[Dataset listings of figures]

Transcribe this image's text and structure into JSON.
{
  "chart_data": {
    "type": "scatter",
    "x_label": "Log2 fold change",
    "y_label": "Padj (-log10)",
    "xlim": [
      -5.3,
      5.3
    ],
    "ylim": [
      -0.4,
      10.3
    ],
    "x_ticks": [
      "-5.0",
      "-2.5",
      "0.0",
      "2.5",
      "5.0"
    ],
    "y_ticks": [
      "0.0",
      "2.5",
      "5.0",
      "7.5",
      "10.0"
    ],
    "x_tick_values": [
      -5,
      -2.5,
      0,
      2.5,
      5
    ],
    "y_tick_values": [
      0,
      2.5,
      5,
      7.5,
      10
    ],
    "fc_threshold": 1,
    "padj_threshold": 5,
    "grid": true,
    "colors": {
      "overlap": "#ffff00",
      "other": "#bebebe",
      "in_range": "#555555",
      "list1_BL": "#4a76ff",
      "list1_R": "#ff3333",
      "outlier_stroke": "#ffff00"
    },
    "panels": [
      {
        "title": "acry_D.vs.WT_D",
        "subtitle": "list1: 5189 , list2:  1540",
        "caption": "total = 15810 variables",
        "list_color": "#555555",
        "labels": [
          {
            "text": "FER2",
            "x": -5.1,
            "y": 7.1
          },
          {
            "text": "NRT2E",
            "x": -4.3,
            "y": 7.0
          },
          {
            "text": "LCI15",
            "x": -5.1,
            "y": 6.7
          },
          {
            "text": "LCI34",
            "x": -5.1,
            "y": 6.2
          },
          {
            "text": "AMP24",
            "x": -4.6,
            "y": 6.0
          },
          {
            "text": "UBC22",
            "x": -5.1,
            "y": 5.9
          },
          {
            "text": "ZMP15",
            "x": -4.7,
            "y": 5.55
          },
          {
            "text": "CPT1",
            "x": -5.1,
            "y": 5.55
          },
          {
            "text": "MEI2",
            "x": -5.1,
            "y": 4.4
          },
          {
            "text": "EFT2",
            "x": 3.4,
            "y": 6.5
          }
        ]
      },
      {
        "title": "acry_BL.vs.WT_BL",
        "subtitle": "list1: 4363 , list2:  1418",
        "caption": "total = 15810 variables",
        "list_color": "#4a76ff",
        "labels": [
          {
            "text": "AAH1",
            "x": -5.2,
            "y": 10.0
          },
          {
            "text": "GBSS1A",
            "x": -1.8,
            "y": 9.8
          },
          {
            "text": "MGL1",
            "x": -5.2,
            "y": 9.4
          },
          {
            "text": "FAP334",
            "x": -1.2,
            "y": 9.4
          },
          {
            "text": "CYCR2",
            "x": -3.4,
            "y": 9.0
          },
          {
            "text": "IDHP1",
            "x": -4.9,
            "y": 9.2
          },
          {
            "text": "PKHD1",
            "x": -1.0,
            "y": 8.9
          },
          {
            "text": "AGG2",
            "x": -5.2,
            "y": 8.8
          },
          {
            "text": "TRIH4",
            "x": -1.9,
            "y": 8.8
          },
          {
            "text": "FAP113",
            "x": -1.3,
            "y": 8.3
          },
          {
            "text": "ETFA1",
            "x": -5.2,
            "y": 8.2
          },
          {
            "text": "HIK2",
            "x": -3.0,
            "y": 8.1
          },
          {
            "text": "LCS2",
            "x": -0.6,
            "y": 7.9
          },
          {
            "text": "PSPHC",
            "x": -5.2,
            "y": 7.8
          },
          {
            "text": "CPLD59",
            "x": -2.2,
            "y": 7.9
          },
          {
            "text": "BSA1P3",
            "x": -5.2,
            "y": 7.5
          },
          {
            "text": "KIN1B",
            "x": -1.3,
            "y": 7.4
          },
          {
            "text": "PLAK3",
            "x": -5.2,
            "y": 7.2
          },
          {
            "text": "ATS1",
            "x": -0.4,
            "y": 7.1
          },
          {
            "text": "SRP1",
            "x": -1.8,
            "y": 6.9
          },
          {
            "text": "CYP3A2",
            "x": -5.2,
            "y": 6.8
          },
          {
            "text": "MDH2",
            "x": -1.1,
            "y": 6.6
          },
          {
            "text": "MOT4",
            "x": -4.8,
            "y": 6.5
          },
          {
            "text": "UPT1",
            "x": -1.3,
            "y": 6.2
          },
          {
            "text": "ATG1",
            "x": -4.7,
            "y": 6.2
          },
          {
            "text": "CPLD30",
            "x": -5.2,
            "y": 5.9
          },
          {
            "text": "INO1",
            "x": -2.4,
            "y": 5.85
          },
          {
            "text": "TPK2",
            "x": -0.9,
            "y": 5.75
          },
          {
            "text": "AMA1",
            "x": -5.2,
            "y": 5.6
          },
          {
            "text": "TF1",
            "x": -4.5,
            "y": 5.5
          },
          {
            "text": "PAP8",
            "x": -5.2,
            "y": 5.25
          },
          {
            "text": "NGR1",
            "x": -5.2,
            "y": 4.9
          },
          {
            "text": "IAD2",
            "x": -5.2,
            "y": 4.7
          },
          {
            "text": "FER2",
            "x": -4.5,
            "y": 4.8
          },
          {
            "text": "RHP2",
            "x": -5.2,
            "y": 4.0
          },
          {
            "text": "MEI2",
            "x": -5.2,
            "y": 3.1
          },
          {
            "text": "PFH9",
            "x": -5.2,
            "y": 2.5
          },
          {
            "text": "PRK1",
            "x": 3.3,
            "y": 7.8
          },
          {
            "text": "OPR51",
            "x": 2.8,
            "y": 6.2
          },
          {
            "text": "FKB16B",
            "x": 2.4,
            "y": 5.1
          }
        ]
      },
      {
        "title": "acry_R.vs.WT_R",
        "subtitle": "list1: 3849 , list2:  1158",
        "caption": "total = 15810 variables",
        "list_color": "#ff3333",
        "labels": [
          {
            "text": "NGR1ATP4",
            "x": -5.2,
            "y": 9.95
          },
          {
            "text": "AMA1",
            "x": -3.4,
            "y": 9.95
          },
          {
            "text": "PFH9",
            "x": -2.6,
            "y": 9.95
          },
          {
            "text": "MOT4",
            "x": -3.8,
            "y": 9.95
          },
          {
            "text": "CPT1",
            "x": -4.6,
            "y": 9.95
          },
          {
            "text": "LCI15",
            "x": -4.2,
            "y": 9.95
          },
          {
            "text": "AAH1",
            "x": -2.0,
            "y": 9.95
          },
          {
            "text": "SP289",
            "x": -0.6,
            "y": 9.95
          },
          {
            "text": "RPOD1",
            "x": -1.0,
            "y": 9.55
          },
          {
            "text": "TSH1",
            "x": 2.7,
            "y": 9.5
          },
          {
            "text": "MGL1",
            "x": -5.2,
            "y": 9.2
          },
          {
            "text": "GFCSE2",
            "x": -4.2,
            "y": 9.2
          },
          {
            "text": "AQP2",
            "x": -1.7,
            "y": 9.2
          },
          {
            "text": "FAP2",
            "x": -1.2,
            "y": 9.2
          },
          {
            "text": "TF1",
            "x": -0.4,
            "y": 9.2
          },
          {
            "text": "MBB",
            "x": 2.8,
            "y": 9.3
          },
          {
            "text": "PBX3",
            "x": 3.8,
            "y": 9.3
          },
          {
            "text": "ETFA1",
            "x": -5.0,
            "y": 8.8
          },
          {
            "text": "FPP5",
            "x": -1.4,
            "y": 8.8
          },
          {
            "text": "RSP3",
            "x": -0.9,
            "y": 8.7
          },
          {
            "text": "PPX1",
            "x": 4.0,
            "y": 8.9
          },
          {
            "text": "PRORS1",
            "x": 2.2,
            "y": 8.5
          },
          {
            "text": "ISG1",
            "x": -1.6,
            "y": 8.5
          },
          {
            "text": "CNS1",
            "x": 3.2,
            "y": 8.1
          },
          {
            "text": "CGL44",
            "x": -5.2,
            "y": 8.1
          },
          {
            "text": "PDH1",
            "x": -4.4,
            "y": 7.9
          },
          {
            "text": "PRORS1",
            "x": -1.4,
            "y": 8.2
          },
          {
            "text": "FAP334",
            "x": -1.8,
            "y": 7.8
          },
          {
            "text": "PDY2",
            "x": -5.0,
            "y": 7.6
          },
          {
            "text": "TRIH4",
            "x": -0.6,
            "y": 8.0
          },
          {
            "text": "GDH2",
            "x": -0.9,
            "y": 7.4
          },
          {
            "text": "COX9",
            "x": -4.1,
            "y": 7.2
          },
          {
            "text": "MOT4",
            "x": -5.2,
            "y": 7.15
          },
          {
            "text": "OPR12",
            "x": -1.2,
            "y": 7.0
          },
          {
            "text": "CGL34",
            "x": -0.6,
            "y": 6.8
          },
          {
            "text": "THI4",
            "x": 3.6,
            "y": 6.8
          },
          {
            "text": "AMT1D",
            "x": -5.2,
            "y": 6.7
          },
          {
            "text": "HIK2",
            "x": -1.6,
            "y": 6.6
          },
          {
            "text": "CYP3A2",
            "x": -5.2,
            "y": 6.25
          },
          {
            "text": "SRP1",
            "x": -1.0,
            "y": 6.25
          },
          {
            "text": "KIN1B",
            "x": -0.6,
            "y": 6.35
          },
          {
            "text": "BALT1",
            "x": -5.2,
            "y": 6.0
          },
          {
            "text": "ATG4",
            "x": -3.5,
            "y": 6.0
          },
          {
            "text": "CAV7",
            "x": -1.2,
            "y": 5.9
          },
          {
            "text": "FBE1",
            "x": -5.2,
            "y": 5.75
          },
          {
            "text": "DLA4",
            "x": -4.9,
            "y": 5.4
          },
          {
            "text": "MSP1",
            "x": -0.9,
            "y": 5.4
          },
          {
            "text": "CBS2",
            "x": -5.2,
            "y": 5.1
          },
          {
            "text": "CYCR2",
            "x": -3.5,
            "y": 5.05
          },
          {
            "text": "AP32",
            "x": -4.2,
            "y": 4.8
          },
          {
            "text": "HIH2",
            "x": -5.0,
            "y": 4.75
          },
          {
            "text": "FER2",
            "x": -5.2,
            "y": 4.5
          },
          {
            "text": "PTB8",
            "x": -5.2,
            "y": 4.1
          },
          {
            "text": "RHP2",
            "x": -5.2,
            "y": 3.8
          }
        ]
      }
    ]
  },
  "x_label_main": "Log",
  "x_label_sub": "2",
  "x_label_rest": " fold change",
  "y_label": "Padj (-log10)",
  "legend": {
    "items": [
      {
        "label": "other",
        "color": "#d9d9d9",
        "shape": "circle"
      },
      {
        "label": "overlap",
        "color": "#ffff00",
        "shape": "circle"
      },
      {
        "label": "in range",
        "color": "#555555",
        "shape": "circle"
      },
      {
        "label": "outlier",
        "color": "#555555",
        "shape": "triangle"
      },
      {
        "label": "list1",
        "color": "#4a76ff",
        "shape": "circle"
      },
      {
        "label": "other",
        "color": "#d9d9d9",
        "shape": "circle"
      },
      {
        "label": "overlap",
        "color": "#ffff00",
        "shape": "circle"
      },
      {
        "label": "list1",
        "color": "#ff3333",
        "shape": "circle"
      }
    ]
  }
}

§ **WHAT THE TASK REQUIRES**: Your answer should be a single number: the count of lines that contain "subtitle".

§ **WRITTEN SOLUTION**: 3